** START Given entries **

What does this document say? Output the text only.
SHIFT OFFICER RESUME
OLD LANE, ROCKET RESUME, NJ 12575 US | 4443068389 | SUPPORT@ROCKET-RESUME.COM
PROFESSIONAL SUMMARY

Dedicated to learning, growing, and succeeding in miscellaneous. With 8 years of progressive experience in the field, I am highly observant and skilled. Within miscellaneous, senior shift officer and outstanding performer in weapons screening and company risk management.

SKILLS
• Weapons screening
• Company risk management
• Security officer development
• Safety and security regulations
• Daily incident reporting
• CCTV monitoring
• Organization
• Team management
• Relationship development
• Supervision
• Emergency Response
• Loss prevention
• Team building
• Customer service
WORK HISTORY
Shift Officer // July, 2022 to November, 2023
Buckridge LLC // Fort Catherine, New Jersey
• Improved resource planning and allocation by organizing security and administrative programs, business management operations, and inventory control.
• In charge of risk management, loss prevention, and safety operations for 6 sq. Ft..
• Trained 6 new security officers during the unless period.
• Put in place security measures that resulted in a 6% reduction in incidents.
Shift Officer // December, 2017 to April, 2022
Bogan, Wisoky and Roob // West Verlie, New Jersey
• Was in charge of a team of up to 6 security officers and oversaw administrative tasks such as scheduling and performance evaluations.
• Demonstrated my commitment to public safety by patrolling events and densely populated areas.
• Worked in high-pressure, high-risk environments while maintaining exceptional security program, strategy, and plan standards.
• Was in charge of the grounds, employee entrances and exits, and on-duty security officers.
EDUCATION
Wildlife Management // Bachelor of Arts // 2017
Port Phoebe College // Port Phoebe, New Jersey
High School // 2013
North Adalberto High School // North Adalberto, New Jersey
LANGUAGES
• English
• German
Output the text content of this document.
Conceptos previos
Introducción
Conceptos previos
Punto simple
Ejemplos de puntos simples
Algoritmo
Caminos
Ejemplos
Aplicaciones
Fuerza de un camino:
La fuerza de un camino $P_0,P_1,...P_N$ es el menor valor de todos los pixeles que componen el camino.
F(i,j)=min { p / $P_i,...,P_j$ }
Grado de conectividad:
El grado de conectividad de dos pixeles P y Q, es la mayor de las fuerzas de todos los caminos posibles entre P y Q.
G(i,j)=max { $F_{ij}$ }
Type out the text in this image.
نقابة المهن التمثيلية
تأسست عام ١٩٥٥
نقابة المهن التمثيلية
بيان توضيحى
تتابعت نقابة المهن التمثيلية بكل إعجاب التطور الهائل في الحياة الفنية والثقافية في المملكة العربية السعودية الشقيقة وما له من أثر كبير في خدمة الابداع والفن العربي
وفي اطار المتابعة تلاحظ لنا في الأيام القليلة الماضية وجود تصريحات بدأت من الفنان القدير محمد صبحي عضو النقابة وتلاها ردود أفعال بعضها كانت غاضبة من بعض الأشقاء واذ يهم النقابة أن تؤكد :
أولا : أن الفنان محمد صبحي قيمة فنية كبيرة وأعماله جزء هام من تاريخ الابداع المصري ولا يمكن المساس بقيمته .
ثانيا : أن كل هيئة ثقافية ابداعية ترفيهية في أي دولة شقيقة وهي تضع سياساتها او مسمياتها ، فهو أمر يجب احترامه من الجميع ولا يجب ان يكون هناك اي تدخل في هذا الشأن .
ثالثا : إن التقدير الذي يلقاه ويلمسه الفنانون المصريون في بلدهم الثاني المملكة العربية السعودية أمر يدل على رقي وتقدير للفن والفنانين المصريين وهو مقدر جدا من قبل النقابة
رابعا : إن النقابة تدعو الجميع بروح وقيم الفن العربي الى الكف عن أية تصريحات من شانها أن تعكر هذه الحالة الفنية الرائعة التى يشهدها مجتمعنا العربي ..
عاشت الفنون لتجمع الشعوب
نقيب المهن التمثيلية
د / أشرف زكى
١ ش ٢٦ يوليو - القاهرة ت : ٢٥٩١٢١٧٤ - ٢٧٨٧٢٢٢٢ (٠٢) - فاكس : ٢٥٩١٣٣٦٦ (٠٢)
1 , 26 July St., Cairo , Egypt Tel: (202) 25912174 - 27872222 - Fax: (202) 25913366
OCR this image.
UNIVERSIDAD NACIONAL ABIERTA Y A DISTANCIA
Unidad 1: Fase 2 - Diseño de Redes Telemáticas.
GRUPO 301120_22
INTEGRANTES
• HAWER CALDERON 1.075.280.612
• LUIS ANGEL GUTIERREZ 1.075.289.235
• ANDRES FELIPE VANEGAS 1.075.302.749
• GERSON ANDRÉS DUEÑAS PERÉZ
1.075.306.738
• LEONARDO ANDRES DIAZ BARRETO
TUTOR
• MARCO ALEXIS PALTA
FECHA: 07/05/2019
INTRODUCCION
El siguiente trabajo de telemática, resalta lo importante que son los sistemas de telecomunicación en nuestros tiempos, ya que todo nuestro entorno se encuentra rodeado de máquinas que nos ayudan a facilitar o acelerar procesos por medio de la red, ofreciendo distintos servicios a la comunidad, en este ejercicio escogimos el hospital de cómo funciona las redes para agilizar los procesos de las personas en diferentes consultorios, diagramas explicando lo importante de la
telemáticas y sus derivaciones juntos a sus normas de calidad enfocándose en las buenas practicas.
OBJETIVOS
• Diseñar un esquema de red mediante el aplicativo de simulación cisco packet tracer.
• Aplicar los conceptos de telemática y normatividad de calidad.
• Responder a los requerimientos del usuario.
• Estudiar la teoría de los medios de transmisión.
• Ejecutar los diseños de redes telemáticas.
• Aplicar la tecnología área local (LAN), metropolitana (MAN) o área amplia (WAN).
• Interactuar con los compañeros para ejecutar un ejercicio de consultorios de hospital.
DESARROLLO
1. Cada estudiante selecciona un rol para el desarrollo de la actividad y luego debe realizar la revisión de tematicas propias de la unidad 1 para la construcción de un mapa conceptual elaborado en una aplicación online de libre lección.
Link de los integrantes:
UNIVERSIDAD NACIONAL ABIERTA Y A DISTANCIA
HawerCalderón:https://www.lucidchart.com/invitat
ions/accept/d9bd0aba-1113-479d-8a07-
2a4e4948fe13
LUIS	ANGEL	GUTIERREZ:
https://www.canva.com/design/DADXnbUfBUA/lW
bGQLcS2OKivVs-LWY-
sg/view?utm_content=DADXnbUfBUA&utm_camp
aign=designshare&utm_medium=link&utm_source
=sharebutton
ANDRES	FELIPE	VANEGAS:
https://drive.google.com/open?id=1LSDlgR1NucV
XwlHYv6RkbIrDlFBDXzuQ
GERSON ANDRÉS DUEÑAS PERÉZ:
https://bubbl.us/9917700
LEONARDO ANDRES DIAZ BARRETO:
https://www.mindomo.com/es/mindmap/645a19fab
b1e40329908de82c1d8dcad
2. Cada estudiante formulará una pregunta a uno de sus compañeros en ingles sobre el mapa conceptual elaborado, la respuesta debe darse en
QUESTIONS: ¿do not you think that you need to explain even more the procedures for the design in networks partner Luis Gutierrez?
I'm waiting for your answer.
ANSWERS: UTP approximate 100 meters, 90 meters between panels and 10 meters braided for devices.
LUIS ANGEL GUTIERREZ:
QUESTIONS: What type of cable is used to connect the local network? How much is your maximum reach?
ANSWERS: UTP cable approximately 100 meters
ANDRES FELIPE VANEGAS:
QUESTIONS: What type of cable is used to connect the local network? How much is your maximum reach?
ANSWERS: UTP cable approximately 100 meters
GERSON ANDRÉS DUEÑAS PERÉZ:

** END Given entries **

Write out the records above again, keeping each one identical to the original.

## Response:
What does this document say? Output the text only.
SHIFT OFFICER RESUME
OLD LANE, ROCKET RESUME, NJ 12575 US | 4443068389 | SUPPORT@ROCKET-RESUME.COM
PROFESSIONAL SUMMARY

Dedicated to learning, growing, and succeeding in miscellaneous. With 8 years of progressive experience in the field, I am highly observant and skilled. Within miscellaneous, senior shift officer and outstanding performer in weapons screening and company risk management.

SKILLS
• Weapons screening
• Company risk management
• Security officer development
• Safety and security regulations
• Daily incident reporting
• CCTV monitoring
• Organization
• Team management
• Relationship development
• Supervision
• Emergency Response
• Loss prevention
• Team building
• Customer service
WORK HISTORY
Shift Officer // July, 2022 to November, 2023
Buckridge LLC // Fort Catherine, New Jersey
• Improved resource planning and allocation by organizing security and administrative programs, business management operations, and inventory control.
• In charge of risk management, loss prevention, and safety operations for 6 sq. Ft..
• Trained 6 new security officers during the unless period.
• Put in place security measures that resulted in a 6% reduction in incidents.
Shift Officer // December, 2017 to April, 2022
Bogan, Wisoky and Roob // West Verlie, New Jersey
• Was in charge of a team of up to 6 security officers and oversaw administrative tasks such as scheduling and performance evaluations.
• Demonstrated my commitment to public safety by patrolling events and densely populated areas.
• Worked in high-pressure, high-risk environments while maintaining exceptional security program, strategy, and plan standards.
• Was in charge of the grounds, employee entrances and exits, and on-duty security officers.
EDUCATION
Wildlife Management // Bachelor of Arts // 2017
Port Phoebe College // Port Phoebe, New Jersey
High School // 2013
North Adalberto High School // North Adalberto, New Jersey
LANGUAGES
• English
• German
Output the text content of this document.
Conceptos previos
Introducción
Conceptos previos
Punto simple
Ejemplos de puntos simples
Algoritmo
Caminos
Ejemplos
Aplicaciones
Fuerza de un camino:
La fuerza de un camino $P_0,P_1,...P_N$ es el menor valor de todos los pixeles que componen el camino.
F(i,j)=min { p / $P_i,...,P_j$ }
Grado de conectividad:
El grado de conectividad de dos pixeles P y Q, es la mayor de las fuerzas de todos los caminos posibles entre P y Q.
G(i,j)=max { $F_{ij}$ }
Type out the text in this image.
نقابة المهن التمثيلية
تأسست عام ١٩٥٥
نقابة المهن التمثيلية
بيان توضيحى
تتابعت نقابة المهن التمثيلية بكل إعجاب التطور الهائل في الحياة الفنية والثقافية في المملكة العربية السعودية الشقيقة وما له من أثر كبير في خدمة الابداع والفن العربي
وفي اطار المتابعة تلاحظ لنا في الأيام القليلة الماضية وجود تصريحات بدأت من الفنان القدير محمد صبحي عضو النقابة وتلاها ردود أفعال بعضها كانت غاضبة من بعض الأشقاء واذ يهم النقابة أن تؤكد :
أولا : أن الفنان محمد صبحي قيمة فنية كبيرة وأعماله جزء هام من تاريخ الابداع المصري ولا يمكن المساس بقيمته .
ثانيا : أن كل هيئة ثقافية ابداعية ترفيهية في أي دولة شقيقة وهي تضع سياساتها او مسمياتها ، فهو أمر يجب احترامه من الجميع ولا يجب ان يكون هناك اي تدخل في هذا الشأن .
ثالثا : إن التقدير الذي يلقاه ويلمسه الفنانون المصريون في بلدهم الثاني المملكة العربية السعودية أمر يدل على رقي وتقدير للفن والفنانين المصريين وهو مقدر جدا من قبل النقابة
رابعا : إن النقابة تدعو الجميع بروح وقيم الفن العربي الى الكف عن أية تصريحات من شانها أن تعكر هذه الحالة الفنية الرائعة التى يشهدها مجتمعنا العربي ..
عاشت الفنون لتجمع الشعوب
نقيب المهن التمثيلية
د / أشرف زكى
١ ش ٢٦ يوليو - القاهرة ت : ٢٥٩١٢١٧٤ - ٢٧٨٧٢٢٢٢ (٠٢) - فاكس : ٢٥٩١٣٣٦٦ (٠٢)
1 , 26 July St., Cairo , Egypt Tel: (202) 25912174 - 27872222 - Fax: (202) 25913366
OCR this image.
UNIVERSIDAD NACIONAL ABIERTA Y A DISTANCIA
Unidad 1: Fase 2 - Diseño de Redes Telemáticas.
GRUPO 301120_22
INTEGRANTES
• HAWER CALDERON 1.075.280.612
• LUIS ANGEL GUTIERREZ 1.075.289.235
• ANDRES FELIPE VANEGAS 1.075.302.749
• GERSON ANDRÉS DUEÑAS PERÉZ
1.075.306.738
• LEONARDO ANDRES DIAZ BARRETO
TUTOR
• MARCO ALEXIS PALTA
FECHA: 07/05/2019
INTRODUCCION
El siguiente trabajo de telemática, resalta lo importante que son los sistemas de telecomunicación en nuestros tiempos, ya que todo nuestro entorno se encuentra rodeado de máquinas que nos ayudan a facilitar o acelerar procesos por medio de la red, ofreciendo distintos servicios a la comunidad, en este ejercicio escogimos el hospital de cómo funciona las redes para agilizar los procesos de las personas en diferentes consultorios, diagramas explicando lo importante de la
telemáticas y sus derivaciones juntos a sus normas de calidad enfocándose en las buenas practicas.
OBJETIVOS
• Diseñar un esquema de red mediante el aplicativo de simulación cisco packet tracer.
• Aplicar los conceptos de telemática y normatividad de calidad.
• Responder a los requerimientos del usuario.
• Estudiar la teoría de los medios de transmisión.
• Ejecutar los diseños de redes telemáticas.
• Aplicar la tecnología área local (LAN), metropolitana (MAN) o área amplia (WAN).
• Interactuar con los compañeros para ejecutar un ejercicio de consultorios de hospital.
DESARROLLO
1. Cada estudiante selecciona un rol para el desarrollo de la actividad y luego debe realizar la revisión de tematicas propias de la unidad 1 para la construcción de un mapa conceptual elaborado en una aplicación online de libre lección.
Link de los integrantes:
UNIVERSIDAD NACIONAL ABIERTA Y A DISTANCIA
HawerCalderón:https://www.lucidchart.com/invitat
ions/accept/d9bd0aba-1113-479d-8a07-
2a4e4948fe13
LUIS	ANGEL	GUTIERREZ:
https://www.canva.com/design/DADXnbUfBUA/lW
bGQLcS2OKivVs-LWY-
sg/view?utm_content=DADXnbUfBUA&utm_camp
aign=designshare&utm_medium=link&utm_source
=sharebutton
ANDRES	FELIPE	VANEGAS:
https://drive.google.com/open?id=1LSDlgR1NucV
XwlHYv6RkbIrDlFBDXzuQ
GERSON ANDRÉS DUEÑAS PERÉZ:
https://bubbl.us/9917700
LEONARDO ANDRES DIAZ BARRETO:
https://www.mindomo.com/es/mindmap/645a19fab
b1e40329908de82c1d8dcad
2. Cada estudiante formulará una pregunta a uno de sus compañeros en ingles sobre el mapa conceptual elaborado, la respuesta debe darse en
QUESTIONS: ¿do not you think that you need to explain even more the procedures for the design in networks partner Luis Gutierrez?
I'm waiting for your answer.
ANSWERS: UTP approximate 100 meters, 90 meters between panels and 10 meters braided for devices.
LUIS ANGEL GUTIERREZ:
QUESTIONS: What type of cable is used to connect the local network? How much is your maximum reach?
ANSWERS: UTP cable approximately 100 meters
ANDRES FELIPE VANEGAS:
QUESTIONS: What type of cable is used to connect the local network? How much is your maximum reach?
ANSWERS: UTP cable approximately 100 meters
GERSON ANDRÉS DUEÑAS PERÉZ:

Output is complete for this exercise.